[Directive] Print every entry exactly as written.
Data shown start
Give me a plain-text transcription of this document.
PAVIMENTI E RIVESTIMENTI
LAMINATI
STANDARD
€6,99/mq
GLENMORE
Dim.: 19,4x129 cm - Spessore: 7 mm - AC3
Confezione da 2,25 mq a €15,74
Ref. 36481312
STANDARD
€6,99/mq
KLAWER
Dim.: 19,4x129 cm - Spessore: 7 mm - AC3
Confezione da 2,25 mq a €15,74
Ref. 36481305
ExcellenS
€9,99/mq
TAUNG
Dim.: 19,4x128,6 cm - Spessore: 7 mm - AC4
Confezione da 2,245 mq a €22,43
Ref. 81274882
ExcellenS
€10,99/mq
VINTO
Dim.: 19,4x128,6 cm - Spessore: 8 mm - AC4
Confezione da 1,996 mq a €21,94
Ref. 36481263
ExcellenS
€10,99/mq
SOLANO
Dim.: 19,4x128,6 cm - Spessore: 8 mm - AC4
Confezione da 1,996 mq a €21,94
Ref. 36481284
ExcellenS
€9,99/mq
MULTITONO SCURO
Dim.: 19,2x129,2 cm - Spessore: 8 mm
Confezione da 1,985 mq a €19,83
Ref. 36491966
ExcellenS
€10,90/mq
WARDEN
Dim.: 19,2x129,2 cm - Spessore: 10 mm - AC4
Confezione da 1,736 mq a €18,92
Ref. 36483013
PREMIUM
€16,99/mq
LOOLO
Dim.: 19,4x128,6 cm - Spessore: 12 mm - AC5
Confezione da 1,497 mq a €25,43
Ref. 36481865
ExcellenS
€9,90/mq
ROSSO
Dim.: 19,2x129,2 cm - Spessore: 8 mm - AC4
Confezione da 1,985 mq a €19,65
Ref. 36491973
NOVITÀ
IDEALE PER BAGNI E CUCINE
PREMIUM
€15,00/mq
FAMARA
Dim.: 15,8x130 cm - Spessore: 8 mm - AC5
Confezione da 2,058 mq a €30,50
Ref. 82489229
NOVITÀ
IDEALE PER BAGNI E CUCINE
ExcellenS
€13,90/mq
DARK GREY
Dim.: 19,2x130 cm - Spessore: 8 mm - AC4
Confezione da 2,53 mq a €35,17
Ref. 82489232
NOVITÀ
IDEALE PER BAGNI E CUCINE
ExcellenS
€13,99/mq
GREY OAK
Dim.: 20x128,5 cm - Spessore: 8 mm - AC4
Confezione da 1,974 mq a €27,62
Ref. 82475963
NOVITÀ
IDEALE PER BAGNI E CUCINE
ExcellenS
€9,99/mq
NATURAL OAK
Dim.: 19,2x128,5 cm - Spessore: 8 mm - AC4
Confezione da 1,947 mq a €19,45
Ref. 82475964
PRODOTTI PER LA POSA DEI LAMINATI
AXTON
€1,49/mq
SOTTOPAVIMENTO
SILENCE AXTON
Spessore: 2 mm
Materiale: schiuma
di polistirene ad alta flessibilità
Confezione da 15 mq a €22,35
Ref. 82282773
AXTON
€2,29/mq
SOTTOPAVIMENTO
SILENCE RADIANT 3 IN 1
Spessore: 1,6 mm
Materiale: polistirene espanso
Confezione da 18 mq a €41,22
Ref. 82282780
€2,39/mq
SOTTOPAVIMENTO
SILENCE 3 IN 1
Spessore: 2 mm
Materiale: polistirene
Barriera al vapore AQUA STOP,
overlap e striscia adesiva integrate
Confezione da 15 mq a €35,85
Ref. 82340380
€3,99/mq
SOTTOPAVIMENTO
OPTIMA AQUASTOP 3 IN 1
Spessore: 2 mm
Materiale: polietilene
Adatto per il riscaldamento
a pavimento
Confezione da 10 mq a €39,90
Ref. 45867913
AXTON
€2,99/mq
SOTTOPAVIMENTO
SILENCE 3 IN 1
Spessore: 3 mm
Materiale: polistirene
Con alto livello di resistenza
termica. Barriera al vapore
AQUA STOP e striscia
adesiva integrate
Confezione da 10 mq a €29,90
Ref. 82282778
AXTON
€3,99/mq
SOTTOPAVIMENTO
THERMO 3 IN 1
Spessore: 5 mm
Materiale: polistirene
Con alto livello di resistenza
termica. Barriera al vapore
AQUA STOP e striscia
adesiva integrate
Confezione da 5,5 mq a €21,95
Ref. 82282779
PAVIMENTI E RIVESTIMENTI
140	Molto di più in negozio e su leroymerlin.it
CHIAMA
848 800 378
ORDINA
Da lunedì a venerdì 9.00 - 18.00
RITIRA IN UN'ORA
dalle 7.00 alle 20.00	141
Data shown end
[Answer for the task]
Give me a plain-text transcription of this document.
PAVIMENTI E RIVESTIMENTI
LAMINATI
STANDARD
€6,99/mq
GLENMORE
Dim.: 19,4x129 cm - Spessore: 7 mm - AC3
Confezione da 2,25 mq a €15,74
Ref. 36481312
STANDARD
€6,99/mq
KLAWER
Dim.: 19,4x129 cm - Spessore: 7 mm - AC3
Confezione da 2,25 mq a €15,74
Ref. 36481305
ExcellenS
€9,99/mq
TAUNG
Dim.: 19,4x128,6 cm - Spessore: 7 mm - AC4
Confezione da 2,245 mq a €22,43
Ref. 81274882
ExcellenS
€10,99/mq
VINTO
Dim.: 19,4x128,6 cm - Spessore: 8 mm - AC4
Confezione da 1,996 mq a €21,94
Ref. 36481263
ExcellenS
€10,99/mq
SOLANO
Dim.: 19,4x128,6 cm - Spessore: 8 mm - AC4
Confezione da 1,996 mq a €21,94
Ref. 36481284
ExcellenS
€9,99/mq
MULTITONO SCURO
Dim.: 19,2x129,2 cm - Spessore: 8 mm
Confezione da 1,985 mq a €19,83
Ref. 36491966
ExcellenS
€10,90/mq
WARDEN
Dim.: 19,2x129,2 cm - Spessore: 10 mm - AC4
Confezione da 1,736 mq a €18,92
Ref. 36483013
PREMIUM
€16,99/mq
LOOLO
Dim.: 19,4x128,6 cm - Spessore: 12 mm - AC5
Confezione da 1,497 mq a €25,43
Ref. 36481865
ExcellenS
€9,90/mq
ROSSO
Dim.: 19,2x129,2 cm - Spessore: 8 mm - AC4
Confezione da 1,985 mq a €19,65
Ref. 36491973
NOVITÀ
IDEALE PER BAGNI E CUCINE
PREMIUM
€15,00/mq
FAMARA
Dim.: 15,8x130 cm - Spessore: 8 mm - AC5
Confezione da 2,058 mq a €30,50
Ref. 82489229
NOVITÀ
IDEALE PER BAGNI E CUCINE
ExcellenS
€13,90/mq
DARK GREY
Dim.: 19,2x130 cm - Spessore: 8 mm - AC4
Confezione da 2,53 mq a €35,17
Ref. 82489232
NOVITÀ
IDEALE PER BAGNI E CUCINE
ExcellenS
€13,99/mq
GREY OAK
Dim.: 20x128,5 cm - Spessore: 8 mm - AC4
Confezione da 1,974 mq a €27,62
Ref. 82475963
NOVITÀ
IDEALE PER BAGNI E CUCINE
ExcellenS
€9,99/mq
NATURAL OAK
Dim.: 19,2x128,5 cm - Spessore: 8 mm - AC4
Confezione da 1,947 mq a €19,45
Ref. 82475964
PRODOTTI PER LA POSA DEI LAMINATI
AXTON
€1,49/mq
SOTTOPAVIMENTO
SILENCE AXTON
Spessore: 2 mm
Materiale: schiuma
di polistirene ad alta flessibilità
Confezione da 15 mq a €22,35
Ref. 82282773
AXTON
€2,29/mq
SOTTOPAVIMENTO
SILENCE RADIANT 3 IN 1
Spessore: 1,6 mm
Materiale: polistirene espanso
Confezione da 18 mq a €41,22
Ref. 82282780
€2,39/mq
SOTTOPAVIMENTO
SILENCE 3 IN 1
Spessore: 2 mm
Materiale: polistirene
Barriera al vapore AQUA STOP,
overlap e striscia adesiva integrate
Confezione da 15 mq a €35,85
Ref. 82340380
€3,99/mq
SOTTOPAVIMENTO
OPTIMA AQUASTOP 3 IN 1
Spessore: 2 mm
Materiale: polietilene
Adatto per il riscaldamento
a pavimento
Confezione da 10 mq a €39,90
Ref. 45867913
AXTON
€2,99/mq
SOTTOPAVIMENTO
SILENCE 3 IN 1
Spessore: 3 mm
Materiale: polistirene
Con alto livello di resistenza
termica. Barriera al vapore
AQUA STOP e striscia
adesiva integrate
Confezione da 10 mq a €29,90
Ref. 82282778
AXTON
€3,99/mq
SOTTOPAVIMENTO
THERMO 3 IN 1
Spessore: 5 mm
Materiale: polistirene
Con alto livello di resistenza
termica. Barriera al vapore
AQUA STOP e striscia
adesiva integrate
Confezione da 5,5 mq a €21,95
Ref. 82282779
PAVIMENTI E RIVESTIMENTI
140	Molto di più in negozio e su leroymerlin.it
CHIAMA
848 800 378
ORDINA
Da lunedì a venerdì 9.00 - 18.00
RITIRA IN UN'ORA
dalle 7.00 alle 20.00	141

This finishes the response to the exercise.